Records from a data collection
==========

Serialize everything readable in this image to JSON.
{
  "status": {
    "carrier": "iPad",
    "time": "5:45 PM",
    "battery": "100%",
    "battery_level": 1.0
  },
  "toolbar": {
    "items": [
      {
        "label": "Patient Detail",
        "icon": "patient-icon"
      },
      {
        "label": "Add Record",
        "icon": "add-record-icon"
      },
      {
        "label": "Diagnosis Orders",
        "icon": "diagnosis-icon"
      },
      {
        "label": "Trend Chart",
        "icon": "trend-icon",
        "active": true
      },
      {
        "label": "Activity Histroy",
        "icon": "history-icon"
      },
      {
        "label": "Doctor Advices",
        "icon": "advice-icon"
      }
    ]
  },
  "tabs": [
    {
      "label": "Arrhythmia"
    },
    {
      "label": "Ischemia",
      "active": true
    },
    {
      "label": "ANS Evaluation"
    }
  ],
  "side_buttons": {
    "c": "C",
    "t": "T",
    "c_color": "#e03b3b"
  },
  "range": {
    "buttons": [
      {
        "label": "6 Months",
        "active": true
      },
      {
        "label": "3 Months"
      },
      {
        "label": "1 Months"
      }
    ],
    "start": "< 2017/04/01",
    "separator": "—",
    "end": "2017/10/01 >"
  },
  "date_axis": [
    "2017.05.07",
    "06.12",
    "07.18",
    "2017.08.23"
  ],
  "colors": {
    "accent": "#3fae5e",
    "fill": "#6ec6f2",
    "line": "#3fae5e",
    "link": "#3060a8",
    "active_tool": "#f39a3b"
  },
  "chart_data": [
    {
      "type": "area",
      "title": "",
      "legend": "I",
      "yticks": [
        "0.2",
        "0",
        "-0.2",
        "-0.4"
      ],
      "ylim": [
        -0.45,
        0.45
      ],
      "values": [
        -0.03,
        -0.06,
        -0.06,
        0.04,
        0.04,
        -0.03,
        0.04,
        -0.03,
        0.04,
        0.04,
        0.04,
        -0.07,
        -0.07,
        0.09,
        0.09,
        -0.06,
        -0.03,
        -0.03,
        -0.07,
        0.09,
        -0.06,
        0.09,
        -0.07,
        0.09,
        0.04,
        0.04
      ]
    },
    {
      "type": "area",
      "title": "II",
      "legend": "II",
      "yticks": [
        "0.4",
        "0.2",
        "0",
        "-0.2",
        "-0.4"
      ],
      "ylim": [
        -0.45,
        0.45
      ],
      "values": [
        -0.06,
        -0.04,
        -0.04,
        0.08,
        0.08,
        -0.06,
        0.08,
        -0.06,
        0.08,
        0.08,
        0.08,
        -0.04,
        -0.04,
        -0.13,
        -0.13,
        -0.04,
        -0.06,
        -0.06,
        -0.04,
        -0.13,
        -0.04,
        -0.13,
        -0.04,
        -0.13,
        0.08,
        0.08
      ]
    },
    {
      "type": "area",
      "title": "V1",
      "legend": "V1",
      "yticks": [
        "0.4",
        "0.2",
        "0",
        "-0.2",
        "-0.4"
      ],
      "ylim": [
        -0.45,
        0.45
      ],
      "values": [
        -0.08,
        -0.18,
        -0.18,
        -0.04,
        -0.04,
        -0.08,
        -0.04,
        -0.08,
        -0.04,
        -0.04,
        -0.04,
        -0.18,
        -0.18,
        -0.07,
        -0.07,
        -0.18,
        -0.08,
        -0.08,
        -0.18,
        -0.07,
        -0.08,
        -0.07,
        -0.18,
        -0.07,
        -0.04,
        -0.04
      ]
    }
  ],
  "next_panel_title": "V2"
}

==========

Copy out the whole listing, exactly as written.

• _Task answer_
Serialize everything readable in this image to JSON.
{
  "status": {
    "carrier": "iPad",
    "time": "5:45 PM",
    "battery": "100%",
    "battery_level": 1.0
  },
  "toolbar": {
    "items": [
      {
        "label": "Patient Detail",
        "icon": "patient-icon"
      },
      {
        "label": "Add Record",
        "icon": "add-record-icon"
      },
      {
        "label": "Diagnosis Orders",
        "icon": "diagnosis-icon"
      },
      {
        "label": "Trend Chart",
        "icon": "trend-icon",
        "active": true
      },
      {
        "label": "Activity Histroy",
        "icon": "history-icon"
      },
      {
        "label": "Doctor Advices",
        "icon": "advice-icon"
      }
    ]
  },
  "tabs": [
    {
      "label": "Arrhythmia"
    },
    {
      "label": "Ischemia",
      "active": true
    },
    {
      "label": "ANS Evaluation"
    }
  ],
  "side_buttons": {
    "c": "C",
    "t": "T",
    "c_color": "#e03b3b"
  },
  "range": {
    "buttons": [
      {
        "label": "6 Months",
        "active": true
      },
      {
        "label": "3 Months"
      },
      {
        "label": "1 Months"
      }
    ],
    "start": "< 2017/04/01",
    "separator": "—",
    "end": "2017/10/01 >"
  },
  "date_axis": [
    "2017.05.07",
    "06.12",
    "07.18",
    "2017.08.23"
  ],
  "colors": {
    "accent": "#3fae5e",
    "fill": "#6ec6f2",
    "line": "#3fae5e",
    "link": "#3060a8",
    "active_tool": "#f39a3b"
  },
  "chart_data": [
    {
      "type": "area",
      "title": "",
      "legend": "I",
      "yticks": [
        "0.2",
        "0",
        "-0.2",
        "-0.4"
      ],
      "ylim": [
        -0.45,
        0.45
      ],
      "values": [
        -0.03,
        -0.06,
        -0.06,
        0.04,
        0.04,
        -0.03,
        0.04,
        -0.03,
        0.04,
        0.04,
        0.04,
        -0.07,
        -0.07,
        0.09,
        0.09,
        -0.06,
        -0.03,
        -0.03,
        -0.07,
        0.09,
        -0.06,
        0.09,
        -0.07,
        0.09,
        0.04,
        0.04
      ]
    },
    {
      "type": "area",
      "title": "II",
      "legend": "II",
      "yticks": [
        "0.4",
        "0.2",
        "0",
        "-0.2",
        "-0.4"
      ],
      "ylim": [
        -0.45,
        0.45
      ],
      "values": [
        -0.06,
        -0.04,
        -0.04,
        0.08,
        0.08,
        -0.06,
        0.08,
        -0.06,
        0.08,
        0.08,
        0.08,
        -0.04,
        -0.04,
        -0.13,
        -0.13,
        -0.04,
        -0.06,
        -0.06,
        -0.04,
        -0.13,
        -0.04,
        -0.13,
        -0.04,
        -0.13,
        0.08,
        0.08
      ]
    },
    {
      "type": "area",
      "title": "V1",
      "legend": "V1",
      "yticks": [
        "0.4",
        "0.2",
        "0",
        "-0.2",
        "-0.4"
      ],
      "ylim": [
        -0.45,
        0.45
      ],
      "values": [
        -0.08,
        -0.18,
        -0.18,
        -0.04,
        -0.04,
        -0.08,
        -0.04,
        -0.08,
        -0.04,
        -0.04,
        -0.04,
        -0.18,
        -0.18,
        -0.07,
        -0.07,
        -0.18,
        -0.08,
        -0.08,
        -0.18,
        -0.07,
        -0.08,
        -0.07,
        -0.18,
        -0.07,
        -0.04,
        -0.04
      ]
    }
  ],
  "next_panel_title": "V2"
}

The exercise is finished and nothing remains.